• Task:
From the data that follows, report how many lines hold the string "отношений", giving only the number.
## Begin Extracted information
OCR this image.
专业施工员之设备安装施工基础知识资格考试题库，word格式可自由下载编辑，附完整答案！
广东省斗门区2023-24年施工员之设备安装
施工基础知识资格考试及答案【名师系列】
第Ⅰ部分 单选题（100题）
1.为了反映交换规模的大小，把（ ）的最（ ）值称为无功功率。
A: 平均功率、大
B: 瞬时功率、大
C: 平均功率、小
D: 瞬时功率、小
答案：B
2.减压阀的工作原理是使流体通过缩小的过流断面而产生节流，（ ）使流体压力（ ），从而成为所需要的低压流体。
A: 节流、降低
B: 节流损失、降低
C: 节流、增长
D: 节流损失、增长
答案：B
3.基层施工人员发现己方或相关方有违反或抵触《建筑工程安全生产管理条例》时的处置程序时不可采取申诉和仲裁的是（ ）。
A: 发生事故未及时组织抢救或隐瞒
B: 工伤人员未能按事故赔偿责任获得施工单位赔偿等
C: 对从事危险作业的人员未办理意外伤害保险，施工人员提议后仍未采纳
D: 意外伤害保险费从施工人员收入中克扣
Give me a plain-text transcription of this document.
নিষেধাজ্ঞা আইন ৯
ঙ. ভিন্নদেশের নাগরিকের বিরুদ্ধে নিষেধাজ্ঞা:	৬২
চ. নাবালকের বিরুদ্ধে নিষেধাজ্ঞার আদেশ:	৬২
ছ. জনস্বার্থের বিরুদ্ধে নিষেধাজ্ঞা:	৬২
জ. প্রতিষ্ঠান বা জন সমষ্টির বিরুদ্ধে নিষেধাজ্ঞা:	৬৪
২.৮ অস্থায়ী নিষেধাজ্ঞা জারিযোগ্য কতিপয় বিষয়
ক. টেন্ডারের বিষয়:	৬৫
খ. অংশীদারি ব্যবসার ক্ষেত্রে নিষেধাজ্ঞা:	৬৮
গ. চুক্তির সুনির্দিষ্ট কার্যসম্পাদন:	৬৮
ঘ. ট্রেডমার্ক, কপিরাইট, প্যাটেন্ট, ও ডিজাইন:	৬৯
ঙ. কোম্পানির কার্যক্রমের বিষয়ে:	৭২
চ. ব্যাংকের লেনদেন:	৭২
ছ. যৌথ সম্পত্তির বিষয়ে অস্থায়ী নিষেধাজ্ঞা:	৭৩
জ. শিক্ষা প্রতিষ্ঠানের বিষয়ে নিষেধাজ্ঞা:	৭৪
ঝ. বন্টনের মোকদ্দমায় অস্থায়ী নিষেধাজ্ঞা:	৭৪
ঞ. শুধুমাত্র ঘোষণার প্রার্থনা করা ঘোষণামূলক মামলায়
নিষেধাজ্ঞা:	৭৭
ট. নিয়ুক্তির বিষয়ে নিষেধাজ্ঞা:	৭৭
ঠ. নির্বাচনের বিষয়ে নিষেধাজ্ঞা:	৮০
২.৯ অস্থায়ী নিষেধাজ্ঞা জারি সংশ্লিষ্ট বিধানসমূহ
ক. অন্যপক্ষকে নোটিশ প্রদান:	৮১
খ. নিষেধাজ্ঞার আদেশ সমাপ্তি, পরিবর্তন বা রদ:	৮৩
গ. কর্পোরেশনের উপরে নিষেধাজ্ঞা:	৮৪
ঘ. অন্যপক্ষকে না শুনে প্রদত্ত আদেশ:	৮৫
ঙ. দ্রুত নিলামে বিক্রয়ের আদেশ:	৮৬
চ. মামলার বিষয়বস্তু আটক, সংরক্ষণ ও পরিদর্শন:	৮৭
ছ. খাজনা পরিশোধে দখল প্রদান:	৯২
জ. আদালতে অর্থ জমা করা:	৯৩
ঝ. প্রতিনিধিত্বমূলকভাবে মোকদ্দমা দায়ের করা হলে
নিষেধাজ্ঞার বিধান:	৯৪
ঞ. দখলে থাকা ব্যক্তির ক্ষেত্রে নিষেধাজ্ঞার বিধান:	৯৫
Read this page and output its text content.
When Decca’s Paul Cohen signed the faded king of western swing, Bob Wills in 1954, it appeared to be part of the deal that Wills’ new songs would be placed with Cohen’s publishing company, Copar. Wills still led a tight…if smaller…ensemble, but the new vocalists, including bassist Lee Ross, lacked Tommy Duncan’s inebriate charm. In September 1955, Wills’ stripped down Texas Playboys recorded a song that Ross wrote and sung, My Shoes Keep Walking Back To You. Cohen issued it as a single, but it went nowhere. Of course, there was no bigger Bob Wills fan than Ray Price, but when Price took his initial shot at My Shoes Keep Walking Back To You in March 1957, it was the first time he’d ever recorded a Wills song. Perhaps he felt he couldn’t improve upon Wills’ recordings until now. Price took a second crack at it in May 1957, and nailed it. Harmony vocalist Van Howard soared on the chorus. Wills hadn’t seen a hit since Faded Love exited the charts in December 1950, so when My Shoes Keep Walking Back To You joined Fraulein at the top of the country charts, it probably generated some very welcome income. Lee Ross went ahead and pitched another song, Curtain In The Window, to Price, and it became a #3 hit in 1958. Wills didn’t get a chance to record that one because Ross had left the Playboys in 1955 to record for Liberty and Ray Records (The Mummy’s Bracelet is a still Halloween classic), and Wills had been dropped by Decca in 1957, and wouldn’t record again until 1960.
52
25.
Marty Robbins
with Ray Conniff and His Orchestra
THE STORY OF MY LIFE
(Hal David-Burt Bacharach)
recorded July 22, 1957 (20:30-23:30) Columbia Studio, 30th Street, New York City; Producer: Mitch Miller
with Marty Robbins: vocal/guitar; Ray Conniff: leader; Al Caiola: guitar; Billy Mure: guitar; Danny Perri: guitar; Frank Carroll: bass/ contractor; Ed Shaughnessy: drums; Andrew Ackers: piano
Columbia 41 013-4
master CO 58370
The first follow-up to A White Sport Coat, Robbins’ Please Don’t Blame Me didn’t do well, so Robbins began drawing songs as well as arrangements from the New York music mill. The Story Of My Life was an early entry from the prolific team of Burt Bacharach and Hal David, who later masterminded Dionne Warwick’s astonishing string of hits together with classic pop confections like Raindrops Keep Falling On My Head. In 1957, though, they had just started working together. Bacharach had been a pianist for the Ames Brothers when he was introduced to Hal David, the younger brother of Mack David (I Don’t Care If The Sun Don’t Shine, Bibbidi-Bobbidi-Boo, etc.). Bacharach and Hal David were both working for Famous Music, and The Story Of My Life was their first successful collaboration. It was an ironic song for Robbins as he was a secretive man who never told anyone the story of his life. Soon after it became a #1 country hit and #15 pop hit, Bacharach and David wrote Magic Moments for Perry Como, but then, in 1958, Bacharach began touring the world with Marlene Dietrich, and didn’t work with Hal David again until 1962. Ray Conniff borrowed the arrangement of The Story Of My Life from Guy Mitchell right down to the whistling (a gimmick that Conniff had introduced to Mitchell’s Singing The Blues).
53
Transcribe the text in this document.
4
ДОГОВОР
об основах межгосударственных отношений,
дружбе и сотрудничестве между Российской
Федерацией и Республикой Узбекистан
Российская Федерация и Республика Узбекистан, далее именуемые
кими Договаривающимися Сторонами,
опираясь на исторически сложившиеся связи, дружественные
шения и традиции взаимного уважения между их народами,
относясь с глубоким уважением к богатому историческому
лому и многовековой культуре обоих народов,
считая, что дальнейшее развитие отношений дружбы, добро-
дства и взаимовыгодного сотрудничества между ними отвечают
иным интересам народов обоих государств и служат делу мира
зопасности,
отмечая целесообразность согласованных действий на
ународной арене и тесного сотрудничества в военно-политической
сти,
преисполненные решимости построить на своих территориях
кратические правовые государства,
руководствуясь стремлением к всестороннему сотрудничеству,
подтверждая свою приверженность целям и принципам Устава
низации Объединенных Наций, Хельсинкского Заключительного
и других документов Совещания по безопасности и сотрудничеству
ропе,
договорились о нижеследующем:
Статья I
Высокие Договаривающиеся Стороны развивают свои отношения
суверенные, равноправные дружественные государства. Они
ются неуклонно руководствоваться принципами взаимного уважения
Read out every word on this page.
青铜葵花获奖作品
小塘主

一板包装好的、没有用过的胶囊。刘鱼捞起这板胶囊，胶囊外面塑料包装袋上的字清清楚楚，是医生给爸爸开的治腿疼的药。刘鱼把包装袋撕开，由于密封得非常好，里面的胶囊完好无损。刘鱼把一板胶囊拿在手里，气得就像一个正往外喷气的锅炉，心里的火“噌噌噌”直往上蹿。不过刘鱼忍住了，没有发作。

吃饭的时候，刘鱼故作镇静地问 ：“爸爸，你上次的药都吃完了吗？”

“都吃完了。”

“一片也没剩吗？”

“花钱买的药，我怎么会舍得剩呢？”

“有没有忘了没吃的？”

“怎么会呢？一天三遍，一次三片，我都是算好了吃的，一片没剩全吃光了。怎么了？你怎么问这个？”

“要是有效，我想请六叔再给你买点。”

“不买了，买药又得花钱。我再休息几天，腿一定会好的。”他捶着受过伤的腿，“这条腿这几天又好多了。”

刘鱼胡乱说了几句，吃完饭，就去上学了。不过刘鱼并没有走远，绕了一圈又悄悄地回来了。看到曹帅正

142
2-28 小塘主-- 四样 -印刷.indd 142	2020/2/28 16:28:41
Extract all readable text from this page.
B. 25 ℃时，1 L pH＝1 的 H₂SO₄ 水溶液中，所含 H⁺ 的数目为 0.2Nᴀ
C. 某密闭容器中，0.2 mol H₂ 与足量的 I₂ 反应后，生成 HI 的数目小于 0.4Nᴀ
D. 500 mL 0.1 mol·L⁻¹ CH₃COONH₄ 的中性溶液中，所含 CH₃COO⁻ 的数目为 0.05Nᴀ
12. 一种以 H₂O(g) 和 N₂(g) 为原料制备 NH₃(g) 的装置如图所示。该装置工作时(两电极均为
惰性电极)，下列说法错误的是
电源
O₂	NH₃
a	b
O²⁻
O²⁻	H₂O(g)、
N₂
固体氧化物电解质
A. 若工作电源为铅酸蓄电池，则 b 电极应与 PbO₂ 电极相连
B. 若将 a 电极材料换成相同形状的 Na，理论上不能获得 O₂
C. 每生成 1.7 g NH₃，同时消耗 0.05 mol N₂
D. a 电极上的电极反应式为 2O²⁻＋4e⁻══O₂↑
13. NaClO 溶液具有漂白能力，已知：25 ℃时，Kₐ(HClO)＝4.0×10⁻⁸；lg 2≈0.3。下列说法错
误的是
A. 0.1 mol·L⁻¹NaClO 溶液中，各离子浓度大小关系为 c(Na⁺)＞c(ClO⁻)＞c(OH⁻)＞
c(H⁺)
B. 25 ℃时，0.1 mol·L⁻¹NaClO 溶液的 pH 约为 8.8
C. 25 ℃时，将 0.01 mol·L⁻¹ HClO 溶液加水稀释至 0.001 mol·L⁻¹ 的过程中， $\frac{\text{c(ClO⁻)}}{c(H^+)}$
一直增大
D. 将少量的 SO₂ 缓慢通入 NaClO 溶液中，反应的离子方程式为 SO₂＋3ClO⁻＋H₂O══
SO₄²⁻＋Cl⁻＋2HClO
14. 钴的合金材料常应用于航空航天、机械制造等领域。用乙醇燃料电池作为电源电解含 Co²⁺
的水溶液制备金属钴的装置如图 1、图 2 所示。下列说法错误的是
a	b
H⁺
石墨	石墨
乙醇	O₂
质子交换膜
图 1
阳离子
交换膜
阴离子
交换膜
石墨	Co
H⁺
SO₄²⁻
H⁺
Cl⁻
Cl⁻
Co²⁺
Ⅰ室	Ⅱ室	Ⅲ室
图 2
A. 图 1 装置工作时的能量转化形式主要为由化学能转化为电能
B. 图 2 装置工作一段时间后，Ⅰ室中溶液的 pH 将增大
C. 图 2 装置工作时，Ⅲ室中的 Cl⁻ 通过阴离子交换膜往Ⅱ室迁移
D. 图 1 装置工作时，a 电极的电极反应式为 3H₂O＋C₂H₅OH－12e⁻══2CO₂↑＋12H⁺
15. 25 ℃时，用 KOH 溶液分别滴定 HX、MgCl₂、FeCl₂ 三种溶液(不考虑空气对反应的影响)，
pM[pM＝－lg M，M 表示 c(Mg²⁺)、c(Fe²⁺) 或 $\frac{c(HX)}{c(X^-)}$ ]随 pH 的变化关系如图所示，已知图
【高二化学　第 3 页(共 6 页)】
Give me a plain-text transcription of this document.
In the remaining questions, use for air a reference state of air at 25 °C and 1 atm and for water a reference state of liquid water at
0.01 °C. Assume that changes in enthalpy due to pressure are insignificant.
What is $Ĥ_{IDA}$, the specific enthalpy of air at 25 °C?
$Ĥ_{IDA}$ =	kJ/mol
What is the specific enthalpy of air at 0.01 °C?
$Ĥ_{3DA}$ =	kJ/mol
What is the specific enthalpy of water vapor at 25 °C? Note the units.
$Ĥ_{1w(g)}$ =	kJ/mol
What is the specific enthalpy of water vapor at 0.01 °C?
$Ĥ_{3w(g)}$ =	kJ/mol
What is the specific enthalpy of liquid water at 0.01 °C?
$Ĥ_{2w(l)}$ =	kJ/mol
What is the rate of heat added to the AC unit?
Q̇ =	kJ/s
## End Extracted information
• Exercise result:
2